◆ TASK DIRECTIONS
Transcribe the records that follow, preserving every word.

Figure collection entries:
+++++

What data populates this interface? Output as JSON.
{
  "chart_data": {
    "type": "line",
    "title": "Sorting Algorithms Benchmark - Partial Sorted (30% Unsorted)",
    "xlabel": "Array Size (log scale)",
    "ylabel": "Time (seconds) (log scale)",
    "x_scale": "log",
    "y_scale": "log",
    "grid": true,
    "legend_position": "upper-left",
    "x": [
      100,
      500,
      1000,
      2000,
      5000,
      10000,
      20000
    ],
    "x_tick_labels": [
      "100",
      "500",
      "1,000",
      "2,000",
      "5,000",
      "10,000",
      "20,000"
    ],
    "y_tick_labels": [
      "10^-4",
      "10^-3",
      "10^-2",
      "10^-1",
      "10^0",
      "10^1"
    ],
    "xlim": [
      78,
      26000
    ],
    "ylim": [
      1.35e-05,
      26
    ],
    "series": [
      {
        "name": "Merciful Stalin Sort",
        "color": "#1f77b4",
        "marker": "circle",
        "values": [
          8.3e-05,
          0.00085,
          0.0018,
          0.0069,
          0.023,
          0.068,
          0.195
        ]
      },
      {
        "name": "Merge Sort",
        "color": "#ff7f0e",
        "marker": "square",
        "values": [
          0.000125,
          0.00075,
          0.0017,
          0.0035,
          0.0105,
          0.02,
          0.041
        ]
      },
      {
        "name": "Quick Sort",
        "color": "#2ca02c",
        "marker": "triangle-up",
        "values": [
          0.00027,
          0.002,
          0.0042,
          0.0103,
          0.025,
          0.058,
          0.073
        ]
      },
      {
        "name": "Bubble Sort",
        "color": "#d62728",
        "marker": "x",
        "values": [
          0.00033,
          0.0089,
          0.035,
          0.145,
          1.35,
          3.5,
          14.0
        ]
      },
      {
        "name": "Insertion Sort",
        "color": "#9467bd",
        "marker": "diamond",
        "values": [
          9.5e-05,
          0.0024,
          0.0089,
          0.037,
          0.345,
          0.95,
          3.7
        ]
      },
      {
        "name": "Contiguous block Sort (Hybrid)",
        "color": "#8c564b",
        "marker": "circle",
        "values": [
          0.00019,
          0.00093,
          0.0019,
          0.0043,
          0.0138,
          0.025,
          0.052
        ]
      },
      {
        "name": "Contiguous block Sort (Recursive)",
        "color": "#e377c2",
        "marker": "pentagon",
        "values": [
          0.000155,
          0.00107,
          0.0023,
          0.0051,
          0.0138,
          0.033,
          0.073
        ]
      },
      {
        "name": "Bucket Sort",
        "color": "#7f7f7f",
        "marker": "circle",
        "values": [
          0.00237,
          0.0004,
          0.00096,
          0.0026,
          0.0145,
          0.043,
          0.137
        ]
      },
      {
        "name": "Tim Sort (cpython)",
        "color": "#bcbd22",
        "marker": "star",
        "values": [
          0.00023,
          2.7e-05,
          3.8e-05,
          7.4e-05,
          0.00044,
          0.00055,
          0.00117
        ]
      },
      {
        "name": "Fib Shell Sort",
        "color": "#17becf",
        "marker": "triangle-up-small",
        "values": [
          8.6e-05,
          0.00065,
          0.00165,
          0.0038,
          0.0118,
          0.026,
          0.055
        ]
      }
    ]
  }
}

+++++

◆ EXERCISE RESULT
What data populates this interface? Output as JSON.
{
  "chart_data": {
    "type": "line",
    "title": "Sorting Algorithms Benchmark - Partial Sorted (30% Unsorted)",
    "xlabel": "Array Size (log scale)",
    "ylabel": "Time (seconds) (log scale)",
    "x_scale": "log",
    "y_scale": "log",
    "grid": true,
    "legend_position": "upper-left",
    "x": [
      100,
      500,
      1000,
      2000,
      5000,
      10000,
      20000
    ],
    "x_tick_labels": [
      "100",
      "500",
      "1,000",
      "2,000",
      "5,000",
      "10,000",
      "20,000"
    ],
    "y_tick_labels": [
      "10^-4",
      "10^-3",
      "10^-2",
      "10^-1",
      "10^0",
      "10^1"
    ],
    "xlim": [
      78,
      26000
    ],
    "ylim": [
      1.35e-05,
      26
    ],
    "series": [
      {
        "name": "Merciful Stalin Sort",
        "color": "#1f77b4",
        "marker": "circle",
        "values": [
          8.3e-05,
          0.00085,
          0.0018,
          0.0069,
          0.023,
          0.068,
          0.195
        ]
      },
      {
        "name": "Merge Sort",
        "color": "#ff7f0e",
        "marker": "square",
        "values": [
          0.000125,
          0.00075,
          0.0017,
          0.0035,
          0.0105,
          0.02,
          0.041
        ]
      },
      {
        "name": "Quick Sort",
        "color": "#2ca02c",
        "marker": "triangle-up",
        "values": [
          0.00027,
          0.002,
          0.0042,
          0.0103,
          0.025,
          0.058,
          0.073
        ]
      },
      {
        "name": "Bubble Sort",
        "color": "#d62728",
        "marker": "x",
        "values": [
          0.00033,
          0.0089,
          0.035,
          0.145,
          1.35,
          3.5,
          14.0
        ]
      },
      {
        "name": "Insertion Sort",
        "color": "#9467bd",
        "marker": "diamond",
        "values": [
          9.5e-05,
          0.0024,
          0.0089,
          0.037,
          0.345,
          0.95,
          3.7
        ]
      },
      {
        "name": "Contiguous block Sort (Hybrid)",
        "color": "#8c564b",
        "marker": "circle",
        "values": [
          0.00019,
          0.00093,
          0.0019,
          0.0043,
          0.0138,
          0.025,
          0.052
        ]
      },
      {
        "name": "Contiguous block Sort (Recursive)",
        "color": "#e377c2",
        "marker": "pentagon",
        "values": [
          0.000155,
          0.00107,
          0.0023,
          0.0051,
          0.0138,
          0.033,
          0.073
        ]
      },
      {
        "name": "Bucket Sort",
        "color": "#7f7f7f",
        "marker": "circle",
        "values": [
          0.00237,
          0.0004,
          0.00096,
          0.0026,
          0.0145,
          0.043,
          0.137
        ]
      },
      {
        "name": "Tim Sort (cpython)",
        "color": "#bcbd22",
        "marker": "star",
        "values": [
          0.00023,
          2.7e-05,
          3.8e-05,
          7.4e-05,
          0.00044,
          0.00055,
          0.00117
        ]
      },
      {
        "name": "Fib Shell Sort",
        "color": "#17becf",
        "marker": "triangle-up-small",
        "values": [
          8.6e-05,
          0.00065,
          0.00165,
          0.0038,
          0.0118,
          0.026,
          0.055
        ]
      }
    ]
  }
}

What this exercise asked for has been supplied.